Data records:
^^^^^^^^

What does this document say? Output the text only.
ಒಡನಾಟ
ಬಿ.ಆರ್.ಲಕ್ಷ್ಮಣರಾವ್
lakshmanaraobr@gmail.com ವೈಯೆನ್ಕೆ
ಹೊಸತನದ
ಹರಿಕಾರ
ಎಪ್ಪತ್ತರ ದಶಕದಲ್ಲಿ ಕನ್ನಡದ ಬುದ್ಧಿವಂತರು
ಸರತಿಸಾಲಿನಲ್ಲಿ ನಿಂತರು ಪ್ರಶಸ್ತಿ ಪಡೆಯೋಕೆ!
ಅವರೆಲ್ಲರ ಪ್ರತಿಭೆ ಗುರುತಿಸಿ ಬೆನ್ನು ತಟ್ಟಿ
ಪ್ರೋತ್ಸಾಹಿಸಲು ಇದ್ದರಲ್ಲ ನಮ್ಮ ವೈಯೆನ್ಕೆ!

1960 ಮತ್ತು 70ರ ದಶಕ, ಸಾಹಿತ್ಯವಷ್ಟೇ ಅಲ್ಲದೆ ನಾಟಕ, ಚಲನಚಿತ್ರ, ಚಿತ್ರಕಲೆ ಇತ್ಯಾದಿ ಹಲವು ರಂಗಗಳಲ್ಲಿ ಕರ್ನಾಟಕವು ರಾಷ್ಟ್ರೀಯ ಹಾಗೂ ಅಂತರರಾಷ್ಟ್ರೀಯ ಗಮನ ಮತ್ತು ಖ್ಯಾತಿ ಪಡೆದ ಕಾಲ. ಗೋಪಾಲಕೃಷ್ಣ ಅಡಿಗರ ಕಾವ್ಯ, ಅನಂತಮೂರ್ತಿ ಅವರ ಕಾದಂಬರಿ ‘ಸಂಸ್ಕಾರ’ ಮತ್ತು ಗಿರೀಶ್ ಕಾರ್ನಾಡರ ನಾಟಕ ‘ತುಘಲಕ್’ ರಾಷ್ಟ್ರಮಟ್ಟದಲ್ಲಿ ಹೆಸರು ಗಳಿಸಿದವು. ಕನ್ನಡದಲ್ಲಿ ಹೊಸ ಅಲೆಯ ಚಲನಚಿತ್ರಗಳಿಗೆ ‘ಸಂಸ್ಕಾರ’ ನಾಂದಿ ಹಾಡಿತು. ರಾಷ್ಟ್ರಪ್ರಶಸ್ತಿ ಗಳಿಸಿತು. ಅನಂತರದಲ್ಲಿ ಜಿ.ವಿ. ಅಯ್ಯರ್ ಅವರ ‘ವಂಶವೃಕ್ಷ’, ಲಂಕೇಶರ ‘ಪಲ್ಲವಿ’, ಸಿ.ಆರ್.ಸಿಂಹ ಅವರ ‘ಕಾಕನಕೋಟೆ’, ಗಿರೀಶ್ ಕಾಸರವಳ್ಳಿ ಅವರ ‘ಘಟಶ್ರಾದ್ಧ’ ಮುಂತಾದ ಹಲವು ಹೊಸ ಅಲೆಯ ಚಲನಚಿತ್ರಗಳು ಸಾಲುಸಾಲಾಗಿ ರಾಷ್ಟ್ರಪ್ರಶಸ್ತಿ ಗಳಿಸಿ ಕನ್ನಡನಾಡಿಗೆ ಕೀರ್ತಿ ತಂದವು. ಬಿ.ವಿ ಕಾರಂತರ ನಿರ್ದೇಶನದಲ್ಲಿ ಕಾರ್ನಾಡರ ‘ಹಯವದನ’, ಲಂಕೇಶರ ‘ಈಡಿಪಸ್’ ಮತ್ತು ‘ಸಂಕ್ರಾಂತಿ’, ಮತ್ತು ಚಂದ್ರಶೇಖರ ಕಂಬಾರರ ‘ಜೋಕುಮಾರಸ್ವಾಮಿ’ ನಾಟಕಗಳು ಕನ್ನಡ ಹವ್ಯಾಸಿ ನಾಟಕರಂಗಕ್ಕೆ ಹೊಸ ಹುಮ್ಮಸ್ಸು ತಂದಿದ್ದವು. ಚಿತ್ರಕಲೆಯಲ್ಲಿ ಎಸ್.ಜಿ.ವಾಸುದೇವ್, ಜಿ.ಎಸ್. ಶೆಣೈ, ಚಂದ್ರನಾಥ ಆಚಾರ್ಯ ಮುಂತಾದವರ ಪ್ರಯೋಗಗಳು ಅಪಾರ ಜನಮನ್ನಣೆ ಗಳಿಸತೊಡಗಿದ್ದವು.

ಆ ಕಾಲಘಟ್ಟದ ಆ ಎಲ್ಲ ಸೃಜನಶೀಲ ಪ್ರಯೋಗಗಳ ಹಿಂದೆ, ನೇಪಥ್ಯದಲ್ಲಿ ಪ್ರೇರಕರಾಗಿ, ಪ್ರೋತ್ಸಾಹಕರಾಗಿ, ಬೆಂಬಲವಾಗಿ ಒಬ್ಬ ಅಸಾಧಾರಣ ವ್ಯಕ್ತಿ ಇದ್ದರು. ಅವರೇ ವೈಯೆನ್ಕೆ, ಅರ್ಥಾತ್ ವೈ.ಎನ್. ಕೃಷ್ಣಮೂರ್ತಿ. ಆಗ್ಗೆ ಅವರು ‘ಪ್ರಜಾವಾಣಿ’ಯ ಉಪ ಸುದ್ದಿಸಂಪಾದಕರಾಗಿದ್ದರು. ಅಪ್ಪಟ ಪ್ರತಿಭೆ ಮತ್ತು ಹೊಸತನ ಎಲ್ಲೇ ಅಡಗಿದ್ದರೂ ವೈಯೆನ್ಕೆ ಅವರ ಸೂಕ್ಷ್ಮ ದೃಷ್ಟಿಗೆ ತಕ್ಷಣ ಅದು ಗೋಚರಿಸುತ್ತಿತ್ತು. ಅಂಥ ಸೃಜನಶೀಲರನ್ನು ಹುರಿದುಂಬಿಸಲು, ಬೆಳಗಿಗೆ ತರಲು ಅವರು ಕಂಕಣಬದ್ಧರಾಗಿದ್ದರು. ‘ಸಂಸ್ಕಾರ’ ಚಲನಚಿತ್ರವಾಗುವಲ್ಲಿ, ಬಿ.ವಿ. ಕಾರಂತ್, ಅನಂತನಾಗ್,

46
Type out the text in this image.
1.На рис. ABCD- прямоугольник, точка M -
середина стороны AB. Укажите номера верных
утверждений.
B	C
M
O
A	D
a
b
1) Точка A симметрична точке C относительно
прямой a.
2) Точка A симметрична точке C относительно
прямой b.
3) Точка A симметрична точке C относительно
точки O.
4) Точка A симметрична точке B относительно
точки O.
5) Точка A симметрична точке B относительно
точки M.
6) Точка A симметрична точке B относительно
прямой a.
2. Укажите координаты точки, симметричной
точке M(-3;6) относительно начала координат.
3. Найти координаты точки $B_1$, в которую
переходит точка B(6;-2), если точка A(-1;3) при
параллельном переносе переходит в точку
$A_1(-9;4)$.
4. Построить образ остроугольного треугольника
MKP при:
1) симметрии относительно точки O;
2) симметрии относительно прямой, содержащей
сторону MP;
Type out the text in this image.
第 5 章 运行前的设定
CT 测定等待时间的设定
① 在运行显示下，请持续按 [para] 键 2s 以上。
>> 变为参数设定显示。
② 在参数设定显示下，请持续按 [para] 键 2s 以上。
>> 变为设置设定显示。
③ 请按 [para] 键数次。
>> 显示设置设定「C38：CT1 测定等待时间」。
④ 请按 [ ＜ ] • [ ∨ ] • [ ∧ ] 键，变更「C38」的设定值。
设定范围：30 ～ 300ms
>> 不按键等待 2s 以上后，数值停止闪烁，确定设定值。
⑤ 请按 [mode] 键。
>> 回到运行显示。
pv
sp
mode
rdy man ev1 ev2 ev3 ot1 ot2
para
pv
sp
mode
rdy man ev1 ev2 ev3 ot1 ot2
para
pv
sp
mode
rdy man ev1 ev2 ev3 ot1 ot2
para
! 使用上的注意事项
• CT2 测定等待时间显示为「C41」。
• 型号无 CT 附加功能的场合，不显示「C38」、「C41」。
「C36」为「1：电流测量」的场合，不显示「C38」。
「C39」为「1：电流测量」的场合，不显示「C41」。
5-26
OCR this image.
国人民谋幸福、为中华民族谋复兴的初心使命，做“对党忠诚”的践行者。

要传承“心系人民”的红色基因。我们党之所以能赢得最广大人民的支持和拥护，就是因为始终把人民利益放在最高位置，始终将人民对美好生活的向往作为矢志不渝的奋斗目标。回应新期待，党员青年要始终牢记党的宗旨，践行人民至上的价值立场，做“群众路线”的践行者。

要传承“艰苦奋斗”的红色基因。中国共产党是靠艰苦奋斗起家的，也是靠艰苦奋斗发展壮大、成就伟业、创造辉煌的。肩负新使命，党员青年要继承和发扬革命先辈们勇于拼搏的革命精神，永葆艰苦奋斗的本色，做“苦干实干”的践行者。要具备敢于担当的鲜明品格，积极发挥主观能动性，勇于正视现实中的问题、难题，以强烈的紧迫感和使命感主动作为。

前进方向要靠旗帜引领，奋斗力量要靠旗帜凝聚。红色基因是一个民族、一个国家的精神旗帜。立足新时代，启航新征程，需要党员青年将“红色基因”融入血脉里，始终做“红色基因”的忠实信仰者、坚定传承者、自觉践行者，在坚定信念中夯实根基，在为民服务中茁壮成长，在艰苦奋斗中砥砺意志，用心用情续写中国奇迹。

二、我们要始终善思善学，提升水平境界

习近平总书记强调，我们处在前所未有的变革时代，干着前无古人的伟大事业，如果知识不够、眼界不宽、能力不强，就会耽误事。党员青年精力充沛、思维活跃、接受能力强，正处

^^^^^^^^

- What you need to do -
Repeat the line containing "OCR this image." and all subsequent lines through the final line of the data, exactly and with no others.

- Output of the task -
OCR this image.
国人民谋幸福、为中华民族谋复兴的初心使命，做“对党忠诚”的践行者。

要传承“心系人民”的红色基因。我们党之所以能赢得最广大人民的支持和拥护，就是因为始终把人民利益放在最高位置，始终将人民对美好生活的向往作为矢志不渝的奋斗目标。回应新期待，党员青年要始终牢记党的宗旨，践行人民至上的价值立场，做“群众路线”的践行者。

要传承“艰苦奋斗”的红色基因。中国共产党是靠艰苦奋斗起家的，也是靠艰苦奋斗发展壮大、成就伟业、创造辉煌的。肩负新使命，党员青年要继承和发扬革命先辈们勇于拼搏的革命精神，永葆艰苦奋斗的本色，做“苦干实干”的践行者。要具备敢于担当的鲜明品格，积极发挥主观能动性，勇于正视现实中的问题、难题，以强烈的紧迫感和使命感主动作为。

前进方向要靠旗帜引领，奋斗力量要靠旗帜凝聚。红色基因是一个民族、一个国家的精神旗帜。立足新时代，启航新征程，需要党员青年将“红色基因”融入血脉里，始终做“红色基因”的忠实信仰者、坚定传承者、自觉践行者，在坚定信念中夯实根基，在为民服务中茁壮成长，在艰苦奋斗中砥砺意志，用心用情续写中国奇迹。

二、我们要始终善思善学，提升水平境界

习近平总书记强调，我们处在前所未有的变革时代，干着前无古人的伟大事业，如果知识不够、眼界不宽、能力不强，就会耽误事。党员青年精力充沛、思维活跃、接受能力强，正处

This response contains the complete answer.